**AIM OF THE TASK**
Copy each line that contains the string "seriale".

=== SUPPLIED INFORMATION ===

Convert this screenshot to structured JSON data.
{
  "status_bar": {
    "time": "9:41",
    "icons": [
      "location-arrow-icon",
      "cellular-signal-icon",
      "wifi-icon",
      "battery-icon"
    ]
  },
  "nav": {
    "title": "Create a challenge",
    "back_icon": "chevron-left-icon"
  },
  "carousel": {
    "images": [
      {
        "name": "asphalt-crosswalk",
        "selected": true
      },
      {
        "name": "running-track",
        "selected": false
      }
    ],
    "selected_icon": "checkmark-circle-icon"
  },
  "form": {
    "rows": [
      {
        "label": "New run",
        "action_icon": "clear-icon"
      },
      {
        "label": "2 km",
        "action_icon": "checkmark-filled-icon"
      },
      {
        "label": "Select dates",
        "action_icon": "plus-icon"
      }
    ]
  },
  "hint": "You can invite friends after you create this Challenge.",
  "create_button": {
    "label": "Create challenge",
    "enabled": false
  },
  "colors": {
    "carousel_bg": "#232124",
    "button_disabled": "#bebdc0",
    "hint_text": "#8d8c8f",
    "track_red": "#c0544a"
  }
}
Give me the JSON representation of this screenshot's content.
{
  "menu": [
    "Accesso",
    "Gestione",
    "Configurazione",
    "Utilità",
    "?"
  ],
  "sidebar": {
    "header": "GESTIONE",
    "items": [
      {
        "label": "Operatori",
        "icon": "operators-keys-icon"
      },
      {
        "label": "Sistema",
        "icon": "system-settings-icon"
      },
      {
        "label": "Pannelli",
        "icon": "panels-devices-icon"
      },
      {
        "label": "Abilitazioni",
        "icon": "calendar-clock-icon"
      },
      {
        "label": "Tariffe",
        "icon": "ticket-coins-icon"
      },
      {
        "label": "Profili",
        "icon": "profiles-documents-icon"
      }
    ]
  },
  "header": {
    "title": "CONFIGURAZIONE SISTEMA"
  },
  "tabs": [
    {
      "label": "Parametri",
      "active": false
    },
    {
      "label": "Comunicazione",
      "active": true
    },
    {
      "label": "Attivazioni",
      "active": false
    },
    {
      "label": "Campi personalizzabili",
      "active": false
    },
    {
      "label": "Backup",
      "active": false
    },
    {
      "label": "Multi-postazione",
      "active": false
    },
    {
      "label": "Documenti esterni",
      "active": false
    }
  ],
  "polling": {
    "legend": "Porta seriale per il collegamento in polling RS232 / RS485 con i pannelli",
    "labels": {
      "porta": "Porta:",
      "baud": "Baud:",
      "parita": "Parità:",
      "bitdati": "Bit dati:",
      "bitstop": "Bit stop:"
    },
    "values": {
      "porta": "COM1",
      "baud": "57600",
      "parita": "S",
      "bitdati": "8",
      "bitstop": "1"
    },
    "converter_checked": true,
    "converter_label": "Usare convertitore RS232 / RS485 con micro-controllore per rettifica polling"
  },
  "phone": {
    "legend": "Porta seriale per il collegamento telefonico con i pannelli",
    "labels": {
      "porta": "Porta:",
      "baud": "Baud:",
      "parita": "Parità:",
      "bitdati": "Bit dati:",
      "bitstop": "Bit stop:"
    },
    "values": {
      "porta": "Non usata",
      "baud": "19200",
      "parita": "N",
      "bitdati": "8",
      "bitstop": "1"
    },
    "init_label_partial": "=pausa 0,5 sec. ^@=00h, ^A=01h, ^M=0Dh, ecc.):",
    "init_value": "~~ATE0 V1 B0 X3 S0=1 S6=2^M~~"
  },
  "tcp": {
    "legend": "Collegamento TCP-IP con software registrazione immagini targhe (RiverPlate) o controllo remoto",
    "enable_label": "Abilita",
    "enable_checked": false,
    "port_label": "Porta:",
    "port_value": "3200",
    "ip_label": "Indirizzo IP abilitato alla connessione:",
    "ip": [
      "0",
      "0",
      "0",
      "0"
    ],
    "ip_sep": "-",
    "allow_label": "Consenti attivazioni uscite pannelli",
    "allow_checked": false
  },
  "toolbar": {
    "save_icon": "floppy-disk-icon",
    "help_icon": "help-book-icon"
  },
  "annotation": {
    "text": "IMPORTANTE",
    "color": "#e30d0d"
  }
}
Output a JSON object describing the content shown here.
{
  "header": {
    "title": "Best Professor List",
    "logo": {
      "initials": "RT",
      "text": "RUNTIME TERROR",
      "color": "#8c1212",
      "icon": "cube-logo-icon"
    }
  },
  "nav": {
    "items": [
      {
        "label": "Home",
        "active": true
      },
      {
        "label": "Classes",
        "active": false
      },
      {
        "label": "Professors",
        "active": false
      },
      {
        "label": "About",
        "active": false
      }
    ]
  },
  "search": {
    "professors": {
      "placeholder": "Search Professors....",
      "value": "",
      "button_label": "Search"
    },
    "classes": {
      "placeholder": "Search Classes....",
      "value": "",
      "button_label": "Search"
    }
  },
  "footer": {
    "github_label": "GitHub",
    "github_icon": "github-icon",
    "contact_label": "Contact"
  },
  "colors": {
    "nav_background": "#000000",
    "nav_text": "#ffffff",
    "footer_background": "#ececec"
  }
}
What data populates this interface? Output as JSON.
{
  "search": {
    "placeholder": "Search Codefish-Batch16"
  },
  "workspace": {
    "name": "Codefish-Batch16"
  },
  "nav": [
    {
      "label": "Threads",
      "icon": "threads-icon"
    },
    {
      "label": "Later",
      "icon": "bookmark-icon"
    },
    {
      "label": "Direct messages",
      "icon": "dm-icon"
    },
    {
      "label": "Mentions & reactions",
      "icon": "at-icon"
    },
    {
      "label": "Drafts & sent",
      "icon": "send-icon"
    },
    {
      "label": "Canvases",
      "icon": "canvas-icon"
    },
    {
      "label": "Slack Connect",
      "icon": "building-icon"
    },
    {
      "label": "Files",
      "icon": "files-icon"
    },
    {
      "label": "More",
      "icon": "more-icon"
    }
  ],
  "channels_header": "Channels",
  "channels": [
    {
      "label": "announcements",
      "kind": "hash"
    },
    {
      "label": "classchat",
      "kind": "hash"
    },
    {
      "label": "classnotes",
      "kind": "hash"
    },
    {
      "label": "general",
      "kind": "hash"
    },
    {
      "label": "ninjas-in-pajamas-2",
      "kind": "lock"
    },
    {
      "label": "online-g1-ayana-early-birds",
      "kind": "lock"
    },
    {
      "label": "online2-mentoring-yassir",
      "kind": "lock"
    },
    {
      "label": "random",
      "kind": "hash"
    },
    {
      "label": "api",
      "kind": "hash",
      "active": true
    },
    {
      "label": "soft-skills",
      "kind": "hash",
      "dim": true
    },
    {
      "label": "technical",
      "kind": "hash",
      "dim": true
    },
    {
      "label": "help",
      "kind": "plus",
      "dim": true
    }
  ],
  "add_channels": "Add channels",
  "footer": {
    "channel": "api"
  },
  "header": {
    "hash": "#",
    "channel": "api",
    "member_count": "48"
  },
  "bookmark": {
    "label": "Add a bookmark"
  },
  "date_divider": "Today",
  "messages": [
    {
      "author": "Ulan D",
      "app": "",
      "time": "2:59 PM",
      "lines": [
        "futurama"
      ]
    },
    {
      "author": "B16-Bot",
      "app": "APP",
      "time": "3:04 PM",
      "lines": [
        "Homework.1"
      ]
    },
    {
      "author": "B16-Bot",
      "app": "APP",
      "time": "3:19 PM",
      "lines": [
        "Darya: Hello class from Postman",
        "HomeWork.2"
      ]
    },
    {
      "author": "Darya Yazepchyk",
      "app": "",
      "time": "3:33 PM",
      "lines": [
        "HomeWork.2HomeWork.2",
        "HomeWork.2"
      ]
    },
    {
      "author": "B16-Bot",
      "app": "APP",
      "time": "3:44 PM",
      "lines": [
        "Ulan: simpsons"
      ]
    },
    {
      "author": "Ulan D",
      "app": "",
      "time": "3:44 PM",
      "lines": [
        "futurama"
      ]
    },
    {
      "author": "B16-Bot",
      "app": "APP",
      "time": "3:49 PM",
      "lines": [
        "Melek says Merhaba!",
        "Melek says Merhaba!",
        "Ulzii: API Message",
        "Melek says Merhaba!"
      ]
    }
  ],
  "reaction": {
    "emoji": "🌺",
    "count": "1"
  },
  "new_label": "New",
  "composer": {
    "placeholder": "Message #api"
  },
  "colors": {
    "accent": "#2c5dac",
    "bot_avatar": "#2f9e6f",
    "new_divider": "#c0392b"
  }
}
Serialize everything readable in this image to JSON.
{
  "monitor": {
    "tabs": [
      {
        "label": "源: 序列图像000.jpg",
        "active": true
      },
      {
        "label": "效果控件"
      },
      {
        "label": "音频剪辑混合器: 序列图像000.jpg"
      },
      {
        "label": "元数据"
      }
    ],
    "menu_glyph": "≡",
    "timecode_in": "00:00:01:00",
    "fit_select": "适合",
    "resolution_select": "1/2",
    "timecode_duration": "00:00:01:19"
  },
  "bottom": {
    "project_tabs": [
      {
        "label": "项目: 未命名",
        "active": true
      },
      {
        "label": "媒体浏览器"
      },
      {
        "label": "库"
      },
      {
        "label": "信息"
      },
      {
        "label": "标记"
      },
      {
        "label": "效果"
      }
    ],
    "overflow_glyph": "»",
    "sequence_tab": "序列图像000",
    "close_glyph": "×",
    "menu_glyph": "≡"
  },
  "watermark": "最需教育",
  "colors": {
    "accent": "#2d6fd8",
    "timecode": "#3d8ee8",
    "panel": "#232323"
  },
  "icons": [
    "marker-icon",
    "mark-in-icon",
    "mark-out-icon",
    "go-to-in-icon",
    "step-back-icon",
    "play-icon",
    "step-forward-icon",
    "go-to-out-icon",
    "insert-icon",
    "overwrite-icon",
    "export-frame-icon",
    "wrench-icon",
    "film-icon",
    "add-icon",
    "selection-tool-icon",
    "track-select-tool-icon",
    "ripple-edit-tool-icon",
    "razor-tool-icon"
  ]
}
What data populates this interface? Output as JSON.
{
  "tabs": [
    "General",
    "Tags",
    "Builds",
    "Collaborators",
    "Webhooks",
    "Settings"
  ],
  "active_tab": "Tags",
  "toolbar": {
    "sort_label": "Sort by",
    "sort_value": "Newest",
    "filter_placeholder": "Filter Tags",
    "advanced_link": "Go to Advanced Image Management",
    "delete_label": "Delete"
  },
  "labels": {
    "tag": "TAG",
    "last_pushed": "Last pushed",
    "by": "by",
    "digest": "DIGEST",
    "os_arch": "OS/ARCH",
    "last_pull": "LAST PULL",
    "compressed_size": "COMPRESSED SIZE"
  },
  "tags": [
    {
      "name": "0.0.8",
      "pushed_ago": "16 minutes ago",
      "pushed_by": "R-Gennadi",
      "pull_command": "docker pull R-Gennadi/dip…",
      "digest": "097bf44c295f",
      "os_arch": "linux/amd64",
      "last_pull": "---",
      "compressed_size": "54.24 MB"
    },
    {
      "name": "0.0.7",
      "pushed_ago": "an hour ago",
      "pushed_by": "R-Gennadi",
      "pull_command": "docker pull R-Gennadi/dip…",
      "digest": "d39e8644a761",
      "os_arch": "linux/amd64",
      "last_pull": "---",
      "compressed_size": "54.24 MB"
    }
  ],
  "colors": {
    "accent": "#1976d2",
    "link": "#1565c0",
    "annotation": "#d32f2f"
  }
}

===

**OUTPUT FOR THIS EXERCISE**
    "legend": "Porta seriale per il collegamento in polling RS232 / RS485 con i pannelli",
    "legend": "Porta seriale per il collegamento telefonico con i pannelli",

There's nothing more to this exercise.